Exercise:
Would you copy only the lines below, beginning with the one that contains "Enumerate this screenshot's" and running through the last entry line?

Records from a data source
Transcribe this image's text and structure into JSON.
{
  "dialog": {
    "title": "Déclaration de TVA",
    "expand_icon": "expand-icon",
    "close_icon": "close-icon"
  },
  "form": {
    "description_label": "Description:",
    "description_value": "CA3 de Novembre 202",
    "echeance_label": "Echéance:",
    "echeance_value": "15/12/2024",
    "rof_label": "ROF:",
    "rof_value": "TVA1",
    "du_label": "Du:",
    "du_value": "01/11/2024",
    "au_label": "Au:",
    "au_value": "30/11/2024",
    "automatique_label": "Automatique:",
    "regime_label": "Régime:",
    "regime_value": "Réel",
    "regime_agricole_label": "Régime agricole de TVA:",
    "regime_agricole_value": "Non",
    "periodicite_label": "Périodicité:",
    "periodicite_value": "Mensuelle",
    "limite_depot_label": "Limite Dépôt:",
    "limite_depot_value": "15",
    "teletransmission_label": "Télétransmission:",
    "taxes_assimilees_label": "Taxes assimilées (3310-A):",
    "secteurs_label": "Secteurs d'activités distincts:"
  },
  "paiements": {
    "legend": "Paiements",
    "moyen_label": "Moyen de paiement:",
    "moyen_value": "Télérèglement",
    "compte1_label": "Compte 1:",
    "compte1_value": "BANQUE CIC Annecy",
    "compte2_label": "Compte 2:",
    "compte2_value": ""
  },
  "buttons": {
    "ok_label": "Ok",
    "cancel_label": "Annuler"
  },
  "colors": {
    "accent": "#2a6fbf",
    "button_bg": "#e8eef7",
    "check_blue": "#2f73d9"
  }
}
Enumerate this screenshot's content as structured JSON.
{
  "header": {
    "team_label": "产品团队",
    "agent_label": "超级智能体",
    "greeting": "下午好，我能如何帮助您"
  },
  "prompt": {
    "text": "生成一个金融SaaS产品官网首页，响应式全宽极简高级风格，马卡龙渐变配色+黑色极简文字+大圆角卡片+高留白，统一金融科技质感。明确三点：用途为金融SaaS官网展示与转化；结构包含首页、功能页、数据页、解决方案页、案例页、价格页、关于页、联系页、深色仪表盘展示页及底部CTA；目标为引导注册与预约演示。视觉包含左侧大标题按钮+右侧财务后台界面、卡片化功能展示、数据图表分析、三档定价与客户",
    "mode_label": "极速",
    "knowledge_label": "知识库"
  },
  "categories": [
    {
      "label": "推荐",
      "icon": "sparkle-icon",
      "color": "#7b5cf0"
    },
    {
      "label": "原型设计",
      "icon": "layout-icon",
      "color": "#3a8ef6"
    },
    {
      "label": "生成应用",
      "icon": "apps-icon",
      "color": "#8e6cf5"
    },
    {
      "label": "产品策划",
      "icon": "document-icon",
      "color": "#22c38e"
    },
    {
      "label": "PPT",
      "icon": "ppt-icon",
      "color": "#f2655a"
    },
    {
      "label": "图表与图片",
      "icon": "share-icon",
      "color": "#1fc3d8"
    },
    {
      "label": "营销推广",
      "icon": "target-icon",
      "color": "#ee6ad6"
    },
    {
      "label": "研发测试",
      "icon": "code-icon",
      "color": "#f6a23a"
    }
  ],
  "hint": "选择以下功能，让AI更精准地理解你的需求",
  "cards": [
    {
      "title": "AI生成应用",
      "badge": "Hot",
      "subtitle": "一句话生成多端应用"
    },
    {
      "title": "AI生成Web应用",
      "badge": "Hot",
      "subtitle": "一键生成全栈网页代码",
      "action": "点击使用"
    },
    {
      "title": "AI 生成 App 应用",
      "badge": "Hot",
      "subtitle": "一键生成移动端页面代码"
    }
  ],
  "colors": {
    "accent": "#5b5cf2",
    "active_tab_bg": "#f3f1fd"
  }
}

Result for this task:
Enumerate this screenshot's content as structured JSON.
{
  "header": {
    "team_label": "产品团队",
    "agent_label": "超级智能体",
    "greeting": "下午好，我能如何帮助您"
  },
  "prompt": {
    "text": "生成一个金融SaaS产品官网首页，响应式全宽极简高级风格，马卡龙渐变配色+黑色极简文字+大圆角卡片+高留白，统一金融科技质感。明确三点：用途为金融SaaS官网展示与转化；结构包含首页、功能页、数据页、解决方案页、案例页、价格页、关于页、联系页、深色仪表盘展示页及底部CTA；目标为引导注册与预约演示。视觉包含左侧大标题按钮+右侧财务后台界面、卡片化功能展示、数据图表分析、三档定价与客户",
    "mode_label": "极速",
    "knowledge_label": "知识库"
  },
  "categories": [
    {
      "label": "推荐",
      "icon": "sparkle-icon",
      "color": "#7b5cf0"
    },
    {
      "label": "原型设计",
      "icon": "layout-icon",
      "color": "#3a8ef6"
    },
    {
      "label": "生成应用",
      "icon": "apps-icon",
      "color": "#8e6cf5"
    },
    {
      "label": "产品策划",
      "icon": "document-icon",
      "color": "#22c38e"
    },
    {
      "label": "PPT",
      "icon": "ppt-icon",
      "color": "#f2655a"
    },
    {
      "label": "图表与图片",
      "icon": "share-icon",
      "color": "#1fc3d8"
    },
    {
      "label": "营销推广",
      "icon": "target-icon",
      "color": "#ee6ad6"
    },
    {
      "label": "研发测试",
      "icon": "code-icon",
      "color": "#f6a23a"
    }
  ],
  "hint": "选择以下功能，让AI更精准地理解你的需求",
  "cards": [
    {
      "title": "AI生成应用",
      "badge": "Hot",
      "subtitle": "一句话生成多端应用"
    },
    {
      "title": "AI生成Web应用",
      "badge": "Hot",
      "subtitle": "一键生成全栈网页代码",
      "action": "点击使用"
    },
    {
      "title": "AI 生成 App 应用",
      "badge": "Hot",
      "subtitle": "一键生成移动端页面代码"
    }
  ],
  "colors": {
    "accent": "#5b5cf2",
    "active_tab_bg": "#f3f1fd"
  }
}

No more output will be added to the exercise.